• _Instructions for the task_
From the records below, pull each line that has "large".

• _Data records_

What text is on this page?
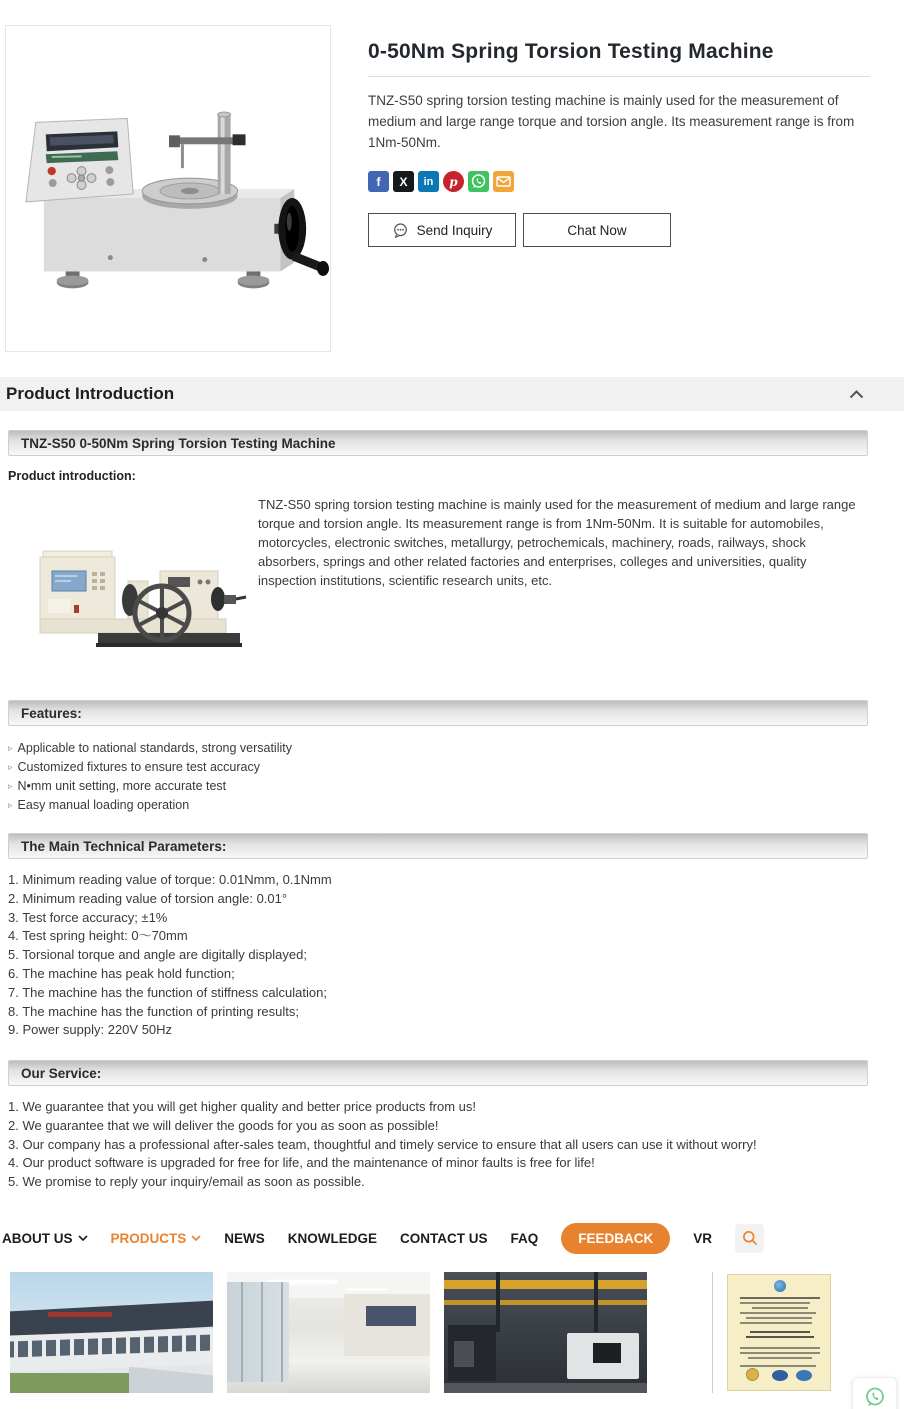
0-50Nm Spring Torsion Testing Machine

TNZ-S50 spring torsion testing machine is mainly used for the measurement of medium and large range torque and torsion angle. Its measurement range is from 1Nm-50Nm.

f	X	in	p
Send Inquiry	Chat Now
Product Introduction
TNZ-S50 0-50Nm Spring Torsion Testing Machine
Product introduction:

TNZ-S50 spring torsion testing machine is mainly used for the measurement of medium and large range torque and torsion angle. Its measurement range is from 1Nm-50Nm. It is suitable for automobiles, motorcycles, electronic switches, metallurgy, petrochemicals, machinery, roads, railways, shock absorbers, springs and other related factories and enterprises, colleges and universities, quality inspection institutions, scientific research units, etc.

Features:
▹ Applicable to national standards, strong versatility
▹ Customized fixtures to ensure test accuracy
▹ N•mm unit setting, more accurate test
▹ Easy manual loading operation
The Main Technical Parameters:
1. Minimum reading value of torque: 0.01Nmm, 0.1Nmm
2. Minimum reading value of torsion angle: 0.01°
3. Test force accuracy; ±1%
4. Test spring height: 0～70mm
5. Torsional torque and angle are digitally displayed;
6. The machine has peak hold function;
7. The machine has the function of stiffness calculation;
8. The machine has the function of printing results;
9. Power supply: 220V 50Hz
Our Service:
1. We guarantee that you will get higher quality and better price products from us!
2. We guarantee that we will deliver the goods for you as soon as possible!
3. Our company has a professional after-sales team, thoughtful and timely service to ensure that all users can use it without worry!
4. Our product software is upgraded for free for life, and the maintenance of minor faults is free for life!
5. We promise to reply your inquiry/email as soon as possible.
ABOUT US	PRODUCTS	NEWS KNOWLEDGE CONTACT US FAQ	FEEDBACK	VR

• _Worked solution_
TNZ-S50 spring torsion testing machine is mainly used for the measurement of medium and large range torque and torsion angle. Its measurement range is from 1Nm-50Nm.
TNZ-S50 spring torsion testing machine is mainly used for the measurement of medium and large range torque and torsion angle. Its measurement range is from 1Nm-50Nm. It is suitable for automobiles, motorcycles, electronic switches, metallurgy, petrochemicals, machinery, roads, railways, shock absorbers, springs and other related factories and enterprises, colleges and universities, quality inspection institutions, scientific research units, etc.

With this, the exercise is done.